* **Aim of the exercise**
Leave out the images and repeat the listing below without a single change.

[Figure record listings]
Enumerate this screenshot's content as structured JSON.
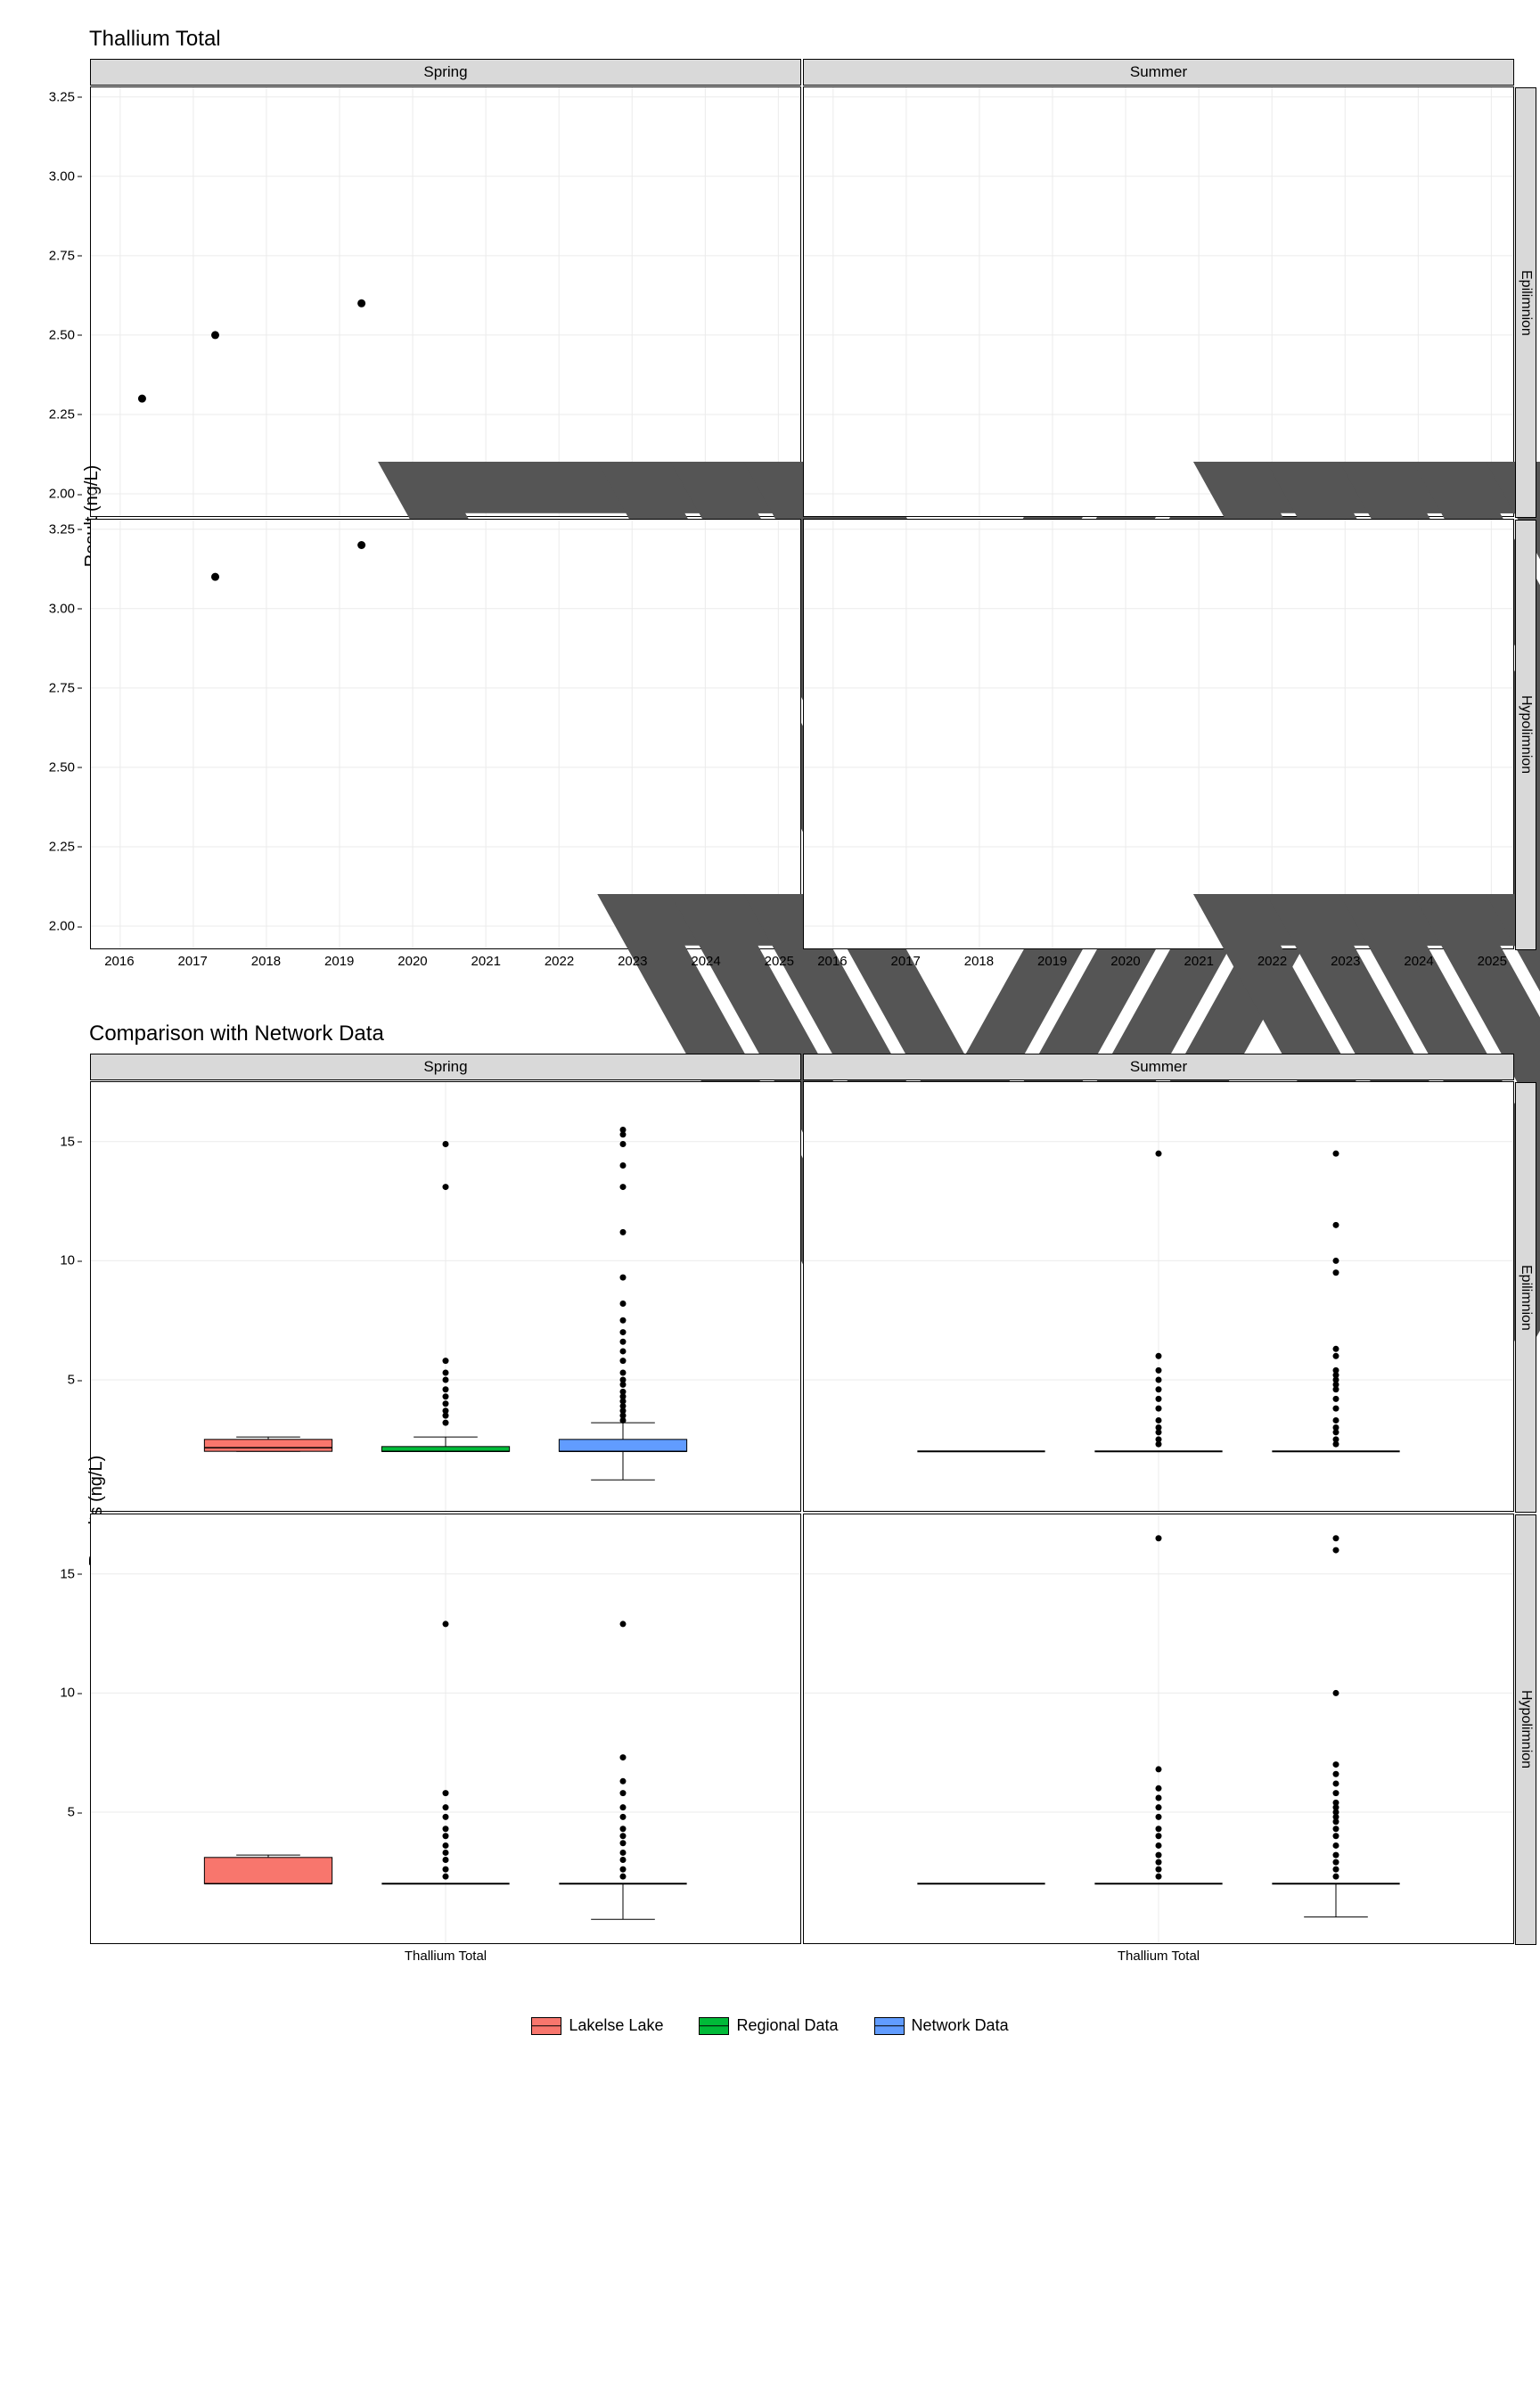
{
  "figure1": {
    "title": "Thallium Total",
    "y_label": "Result (ng/L)",
    "col_facets": [
      "Spring",
      "Summer"
    ],
    "row_facets": [
      "Epilimnion",
      "Hypolimnion"
    ],
    "xlim": [
      2015.6,
      2025.3
    ],
    "ylim": [
      1.93,
      3.28
    ],
    "x_ticks": [
      2016,
      2017,
      2018,
      2019,
      2020,
      2021,
      2022,
      2023,
      2024,
      2025
    ],
    "y_ticks": [
      2.0,
      2.25,
      2.5,
      2.75,
      3.0,
      3.25
    ],
    "grid_color": "#ebebeb",
    "point_color": "#000000",
    "triangle_stroke": "#555555",
    "panels": {
      "spring_epi": {
        "solid": [
          [
            2016.3,
            2.3
          ],
          [
            2017.3,
            2.5
          ],
          [
            2019.3,
            2.6
          ]
        ],
        "open_tri": [
          [
            2018.3,
            2.0
          ],
          [
            2021.3,
            2.0
          ],
          [
            2022.3,
            2.0
          ],
          [
            2023.3,
            2.0
          ],
          [
            2024.3,
            2.0
          ]
        ]
      },
      "summer_epi": {
        "solid": [],
        "open_tri": [
          [
            2019.7,
            2.0
          ],
          [
            2020.7,
            2.0
          ],
          [
            2021.7,
            2.0
          ],
          [
            2022.7,
            2.0
          ],
          [
            2023.7,
            2.0
          ],
          [
            2024.7,
            2.0
          ]
        ]
      },
      "spring_hypo": {
        "solid": [
          [
            2017.3,
            3.1
          ],
          [
            2019.3,
            3.2
          ]
        ],
        "open_tri": [
          [
            2021.3,
            2.0
          ],
          [
            2022.3,
            2.0
          ],
          [
            2023.3,
            2.0
          ],
          [
            2024.3,
            2.0
          ]
        ]
      },
      "summer_hypo": {
        "solid": [],
        "open_tri": [
          [
            2019.7,
            2.0
          ],
          [
            2020.7,
            2.0
          ],
          [
            2021.7,
            2.0
          ],
          [
            2022.7,
            2.0
          ],
          [
            2023.7,
            2.0
          ],
          [
            2024.7,
            2.0
          ]
        ]
      }
    }
  },
  "figure2": {
    "title": "Comparison with Network Data",
    "y_label": "Results (ng/L)",
    "col_facets": [
      "Spring",
      "Summer"
    ],
    "row_facets": [
      "Epilimnion",
      "Hypolimnion"
    ],
    "x_category": "Thallium Total",
    "ylim": [
      -0.5,
      17.5
    ],
    "y_ticks": [
      5,
      10,
      15
    ],
    "grid_color": "#ebebeb",
    "groups": [
      "Lakelse Lake",
      "Regional Data",
      "Network Data"
    ],
    "group_colors": {
      "Lakelse Lake": "#f8766d",
      "Regional Data": "#00ba38",
      "Network Data": "#619cff"
    },
    "box_fill_opacity": 1.0,
    "panels": {
      "spring_epi": {
        "boxes": [
          {
            "g": "Lakelse Lake",
            "min": 2.0,
            "q1": 2.0,
            "med": 2.15,
            "q3": 2.5,
            "max": 2.6,
            "outliers": []
          },
          {
            "g": "Regional Data",
            "min": 2.0,
            "q1": 2.0,
            "med": 2.0,
            "q3": 2.2,
            "max": 2.6,
            "outliers": [
              3.2,
              3.5,
              3.7,
              4.0,
              4.3,
              4.6,
              5.0,
              5.3,
              5.8,
              13.1,
              14.9
            ]
          },
          {
            "g": "Network Data",
            "min": 0.8,
            "q1": 2.0,
            "med": 2.0,
            "q3": 2.5,
            "max": 3.2,
            "outliers": [
              3.3,
              3.5,
              3.7,
              3.9,
              4.1,
              4.3,
              4.5,
              4.8,
              5.0,
              5.3,
              5.8,
              6.2,
              6.6,
              7.0,
              7.5,
              8.2,
              9.3,
              11.2,
              13.1,
              14.0,
              14.9,
              15.3,
              15.5
            ]
          }
        ]
      },
      "summer_epi": {
        "boxes": [
          {
            "g": "Lakelse Lake",
            "min": 2.0,
            "q1": 2.0,
            "med": 2.0,
            "q3": 2.0,
            "max": 2.0,
            "outliers": []
          },
          {
            "g": "Regional Data",
            "min": 2.0,
            "q1": 2.0,
            "med": 2.0,
            "q3": 2.0,
            "max": 2.0,
            "outliers": [
              2.3,
              2.5,
              2.8,
              3.0,
              3.3,
              3.8,
              4.2,
              4.6,
              5.0,
              5.4,
              6.0,
              14.5
            ]
          },
          {
            "g": "Network Data",
            "min": 2.0,
            "q1": 2.0,
            "med": 2.0,
            "q3": 2.0,
            "max": 2.0,
            "outliers": [
              2.3,
              2.5,
              2.8,
              3.0,
              3.3,
              3.8,
              4.2,
              4.6,
              4.8,
              5.0,
              5.2,
              5.4,
              6.0,
              6.3,
              9.5,
              10.0,
              11.5,
              14.5
            ]
          }
        ]
      },
      "spring_hypo": {
        "boxes": [
          {
            "g": "Lakelse Lake",
            "min": 2.0,
            "q1": 2.0,
            "med": 2.0,
            "q3": 3.1,
            "max": 3.2,
            "outliers": []
          },
          {
            "g": "Regional Data",
            "min": 2.0,
            "q1": 2.0,
            "med": 2.0,
            "q3": 2.0,
            "max": 2.0,
            "outliers": [
              2.3,
              2.6,
              3.0,
              3.3,
              3.6,
              4.0,
              4.3,
              4.8,
              5.2,
              5.8,
              12.9
            ]
          },
          {
            "g": "Network Data",
            "min": 0.5,
            "q1": 2.0,
            "med": 2.0,
            "q3": 2.0,
            "max": 2.0,
            "outliers": [
              2.3,
              2.6,
              3.0,
              3.3,
              3.7,
              4.0,
              4.3,
              4.8,
              5.2,
              5.8,
              6.3,
              7.3,
              12.9
            ]
          }
        ]
      },
      "summer_hypo": {
        "boxes": [
          {
            "g": "Lakelse Lake",
            "min": 2.0,
            "q1": 2.0,
            "med": 2.0,
            "q3": 2.0,
            "max": 2.0,
            "outliers": []
          },
          {
            "g": "Regional Data",
            "min": 2.0,
            "q1": 2.0,
            "med": 2.0,
            "q3": 2.0,
            "max": 2.0,
            "outliers": [
              2.3,
              2.6,
              2.9,
              3.2,
              3.6,
              4.0,
              4.3,
              4.8,
              5.2,
              5.6,
              6.0,
              6.8,
              16.5
            ]
          },
          {
            "g": "Network Data",
            "min": 0.6,
            "q1": 2.0,
            "med": 2.0,
            "q3": 2.0,
            "max": 2.0,
            "outliers": [
              2.3,
              2.6,
              2.9,
              3.2,
              3.6,
              4.0,
              4.3,
              4.6,
              4.8,
              5.0,
              5.2,
              5.4,
              5.8,
              6.2,
              6.6,
              7.0,
              10.0,
              16.0,
              16.5
            ]
          }
        ]
      }
    }
  },
  "legend": {
    "items": [
      {
        "label": "Lakelse Lake",
        "color": "#f8766d"
      },
      {
        "label": "Regional Data",
        "color": "#00ba38"
      },
      {
        "label": "Network Data",
        "color": "#619cff"
      }
    ]
  }
}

* **Worked answer**
Enumerate this screenshot's content as structured JSON.
{
  "figure1": {
    "title": "Thallium Total",
    "y_label": "Result (ng/L)",
    "col_facets": [
      "Spring",
      "Summer"
    ],
    "row_facets": [
      "Epilimnion",
      "Hypolimnion"
    ],
    "xlim": [
      2015.6,
      2025.3
    ],
    "ylim": [
      1.93,
      3.28
    ],
    "x_ticks": [
      2016,
      2017,
      2018,
      2019,
      2020,
      2021,
      2022,
      2023,
      2024,
      2025
    ],
    "y_ticks": [
      2.0,
      2.25,
      2.5,
      2.75,
      3.0,
      3.25
    ],
    "grid_color": "#ebebeb",
    "point_color": "#000000",
    "triangle_stroke": "#555555",
    "panels": {
      "spring_epi": {
        "solid": [
          [
            2016.3,
            2.3
          ],
          [
            2017.3,
            2.5
          ],
          [
            2019.3,
            2.6
          ]
        ],
        "open_tri": [
          [
            2018.3,
            2.0
          ],
          [
            2021.3,
            2.0
          ],
          [
            2022.3,
            2.0
          ],
          [
            2023.3,
            2.0
          ],
          [
            2024.3,
            2.0
          ]
        ]
      },
      "summer_epi": {
        "solid": [],
        "open_tri": [
          [
            2019.7,
            2.0
          ],
          [
            2020.7,
            2.0
          ],
          [
            2021.7,
            2.0
          ],
          [
            2022.7,
            2.0
          ],
          [
            2023.7,
            2.0
          ],
          [
            2024.7,
            2.0
          ]
        ]
      },
      "spring_hypo": {
        "solid": [
          [
            2017.3,
            3.1
          ],
          [
            2019.3,
            3.2
          ]
        ],
        "open_tri": [
          [
            2021.3,
            2.0
          ],
          [
            2022.3,
            2.0
          ],
          [
            2023.3,
            2.0
          ],
          [
            2024.3,
            2.0
          ]
        ]
      },
      "summer_hypo": {
        "solid": [],
        "open_tri": [
          [
            2019.7,
            2.0
          ],
          [
            2020.7,
            2.0
          ],
          [
            2021.7,
            2.0
          ],
          [
            2022.7,
            2.0
          ],
          [
            2023.7,
            2.0
          ],
          [
            2024.7,
            2.0
          ]
        ]
      }
    }
  },
  "figure2": {
    "title": "Comparison with Network Data",
    "y_label": "Results (ng/L)",
    "col_facets": [
      "Spring",
      "Summer"
    ],
    "row_facets": [
      "Epilimnion",
      "Hypolimnion"
    ],
    "x_category": "Thallium Total",
    "ylim": [
      -0.5,
      17.5
    ],
    "y_ticks": [
      5,
      10,
      15
    ],
    "grid_color": "#ebebeb",
    "groups": [
      "Lakelse Lake",
      "Regional Data",
      "Network Data"
    ],
    "group_colors": {
      "Lakelse Lake": "#f8766d",
      "Regional Data": "#00ba38",
      "Network Data": "#619cff"
    },
    "box_fill_opacity": 1.0,
    "panels": {
      "spring_epi": {
        "boxes": [
          {
            "g": "Lakelse Lake",
            "min": 2.0,
            "q1": 2.0,
            "med": 2.15,
            "q3": 2.5,
            "max": 2.6,
            "outliers": []
          },
          {
            "g": "Regional Data",
            "min": 2.0,
            "q1": 2.0,
            "med": 2.0,
            "q3": 2.2,
            "max": 2.6,
            "outliers": [
              3.2,
              3.5,
              3.7,
              4.0,
              4.3,
              4.6,
              5.0,
              5.3,
              5.8,
              13.1,
              14.9
            ]
          },
          {
            "g": "Network Data",
            "min": 0.8,
            "q1": 2.0,
            "med": 2.0,
            "q3": 2.5,
            "max": 3.2,
            "outliers": [
              3.3,
              3.5,
              3.7,
              3.9,
              4.1,
              4.3,
              4.5,
              4.8,
              5.0,
              5.3,
              5.8,
              6.2,
              6.6,
              7.0,
              7.5,
              8.2,
              9.3,
              11.2,
              13.1,
              14.0,
              14.9,
              15.3,
              15.5
            ]
          }
        ]
      },
      "summer_epi": {
        "boxes": [
          {
            "g": "Lakelse Lake",
            "min": 2.0,
            "q1": 2.0,
            "med": 2.0,
            "q3": 2.0,
            "max": 2.0,
            "outliers": []
          },
          {
            "g": "Regional Data",
            "min": 2.0,
            "q1": 2.0,
            "med": 2.0,
            "q3": 2.0,
            "max": 2.0,
            "outliers": [
              2.3,
              2.5,
              2.8,
              3.0,
              3.3,
              3.8,
              4.2,
              4.6,
              5.0,
              5.4,
              6.0,
              14.5
            ]
          },
          {
            "g": "Network Data",
            "min": 2.0,
            "q1": 2.0,
            "med": 2.0,
            "q3": 2.0,
            "max": 2.0,
            "outliers": [
              2.3,
              2.5,
              2.8,
              3.0,
              3.3,
              3.8,
              4.2,
              4.6,
              4.8,
              5.0,
              5.2,
              5.4,
              6.0,
              6.3,
              9.5,
              10.0,
              11.5,
              14.5
            ]
          }
        ]
      },
      "spring_hypo": {
        "boxes": [
          {
            "g": "Lakelse Lake",
            "min": 2.0,
            "q1": 2.0,
            "med": 2.0,
            "q3": 3.1,
            "max": 3.2,
            "outliers": []
          },
          {
            "g": "Regional Data",
            "min": 2.0,
            "q1": 2.0,
            "med": 2.0,
            "q3": 2.0,
            "max": 2.0,
            "outliers": [
              2.3,
              2.6,
              3.0,
              3.3,
              3.6,
              4.0,
              4.3,
              4.8,
              5.2,
              5.8,
              12.9
            ]
          },
          {
            "g": "Network Data",
            "min": 0.5,
            "q1": 2.0,
            "med": 2.0,
            "q3": 2.0,
            "max": 2.0,
            "outliers": [
              2.3,
              2.6,
              3.0,
              3.3,
              3.7,
              4.0,
              4.3,
              4.8,
              5.2,
              5.8,
              6.3,
              7.3,
              12.9
            ]
          }
        ]
      },
      "summer_hypo": {
        "boxes": [
          {
            "g": "Lakelse Lake",
            "min": 2.0,
            "q1": 2.0,
            "med": 2.0,
            "q3": 2.0,
            "max": 2.0,
            "outliers": []
          },
          {
            "g": "Regional Data",
            "min": 2.0,
            "q1": 2.0,
            "med": 2.0,
            "q3": 2.0,
            "max": 2.0,
            "outliers": [
              2.3,
              2.6,
              2.9,
              3.2,
              3.6,
              4.0,
              4.3,
              4.8,
              5.2,
              5.6,
              6.0,
              6.8,
              16.5
            ]
          },
          {
            "g": "Network Data",
            "min": 0.6,
            "q1": 2.0,
            "med": 2.0,
            "q3": 2.0,
            "max": 2.0,
            "outliers": [
              2.3,
              2.6,
              2.9,
              3.2,
              3.6,
              4.0,
              4.3,
              4.6,
              4.8,
              5.0,
              5.2,
              5.4,
              5.8,
              6.2,
              6.6,
              7.0,
              10.0,
              16.0,
              16.5
            ]
          }
        ]
      }
    }
  },
  "legend": {
    "items": [
      {
        "label": "Lakelse Lake",
        "color": "#f8766d"
      },
      {
        "label": "Regional Data",
        "color": "#00ba38"
      },
      {
        "label": "Network Data",
        "color": "#619cff"
      }
    ]
  }
}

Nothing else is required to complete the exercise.